* start *

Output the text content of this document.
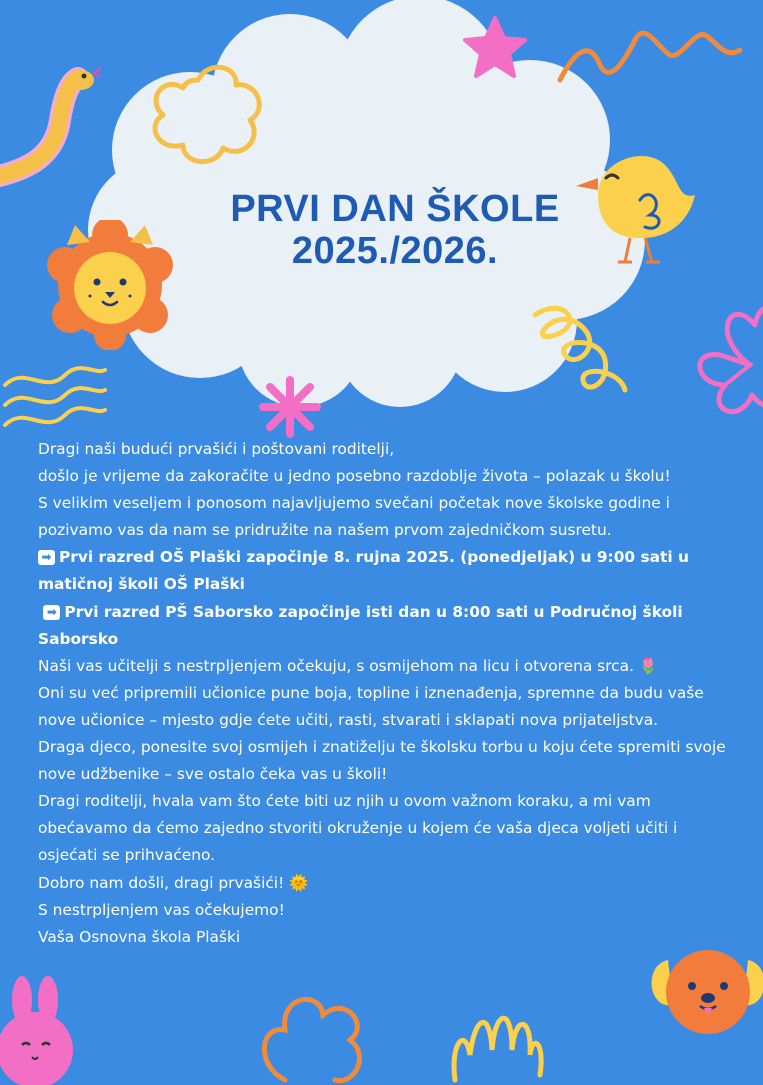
PRVI DAN ŠKOLE
2025./2026.

Dragi naši budući prvašići i poštovani roditelji,

došlo je vrijeme da zakoračite u jedno posebno razdoblje života – polazak u školu!

S velikim veseljem i ponosom najavljujemo svečani početak nove školske godine i pozivamo vas da nam se pridružite na našem prvom zajedničkom susretu.

➡ Prvi razred OŠ Plaški započinje 8. rujna 2025. (ponedjeljak) u 9:00 sati u matičnoj školi OŠ Plaški

➡ Prvi razred PŠ Saborsko započinje isti dan u 8:00 sati u Područnoj školi Saborsko

Naši vas učitelji s nestrpljenjem očekuju, s osmijehom na licu i otvorena srca. 🌷

Oni su već pripremili učionice pune boja, topline i iznenađenja, spremne da budu vaše nove učionice – mjesto gdje ćete učiti, rasti, stvarati i sklapati nova prijateljstva.

Draga djeco, ponesite svoj osmijeh i znatiželju te školsku torbu u koju ćete spremiti svoje nove udžbenike – sve ostalo čeka vas u školi!

Dragi roditelji, hvala vam što ćete biti uz njih u ovom važnom koraku, a mi vam obećavamo da ćemo zajedno stvoriti okruženje u kojem će vaša djeca voljeti učiti i osjećati se prihvaćeno.

Dobro nam došli, dragi prvašići! 🌞

S nestrpljenjem vas očekujemo!

Vaša Osnovna škola Plaški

* end *

Repeat all the records above exactly, leaving out any pictures.

Output the text content of this document.
PRVI DAN ŠKOLE
2025./2026.

Dragi naši budući prvašići i poštovani roditelji,

došlo je vrijeme da zakoračite u jedno posebno razdoblje života – polazak u školu!

S velikim veseljem i ponosom najavljujemo svečani početak nove školske godine i pozivamo vas da nam se pridružite na našem prvom zajedničkom susretu.

➡ Prvi razred OŠ Plaški započinje 8. rujna 2025. (ponedjeljak) u 9:00 sati u matičnoj školi OŠ Plaški

➡ Prvi razred PŠ Saborsko započinje isti dan u 8:00 sati u Područnoj školi Saborsko

Naši vas učitelji s nestrpljenjem očekuju, s osmijehom na licu i otvorena srca. 🌷

Oni su već pripremili učionice pune boja, topline i iznenađenja, spremne da budu vaše nove učionice – mjesto gdje ćete učiti, rasti, stvarati i sklapati nova prijateljstva.

Draga djeco, ponesite svoj osmijeh i znatiželju te školsku torbu u koju ćete spremiti svoje nove udžbenike – sve ostalo čeka vas u školi!

Dragi roditelji, hvala vam što ćete biti uz njih u ovom važnom koraku, a mi vam obećavamo da ćemo zajedno stvoriti okruženje u kojem će vaša djeca voljeti učiti i osjećati se prihvaćeno.

Dobro nam došli, dragi prvašići! 🌞

S nestrpljenjem vas očekujemo!

Vaša Osnovna škola Plaški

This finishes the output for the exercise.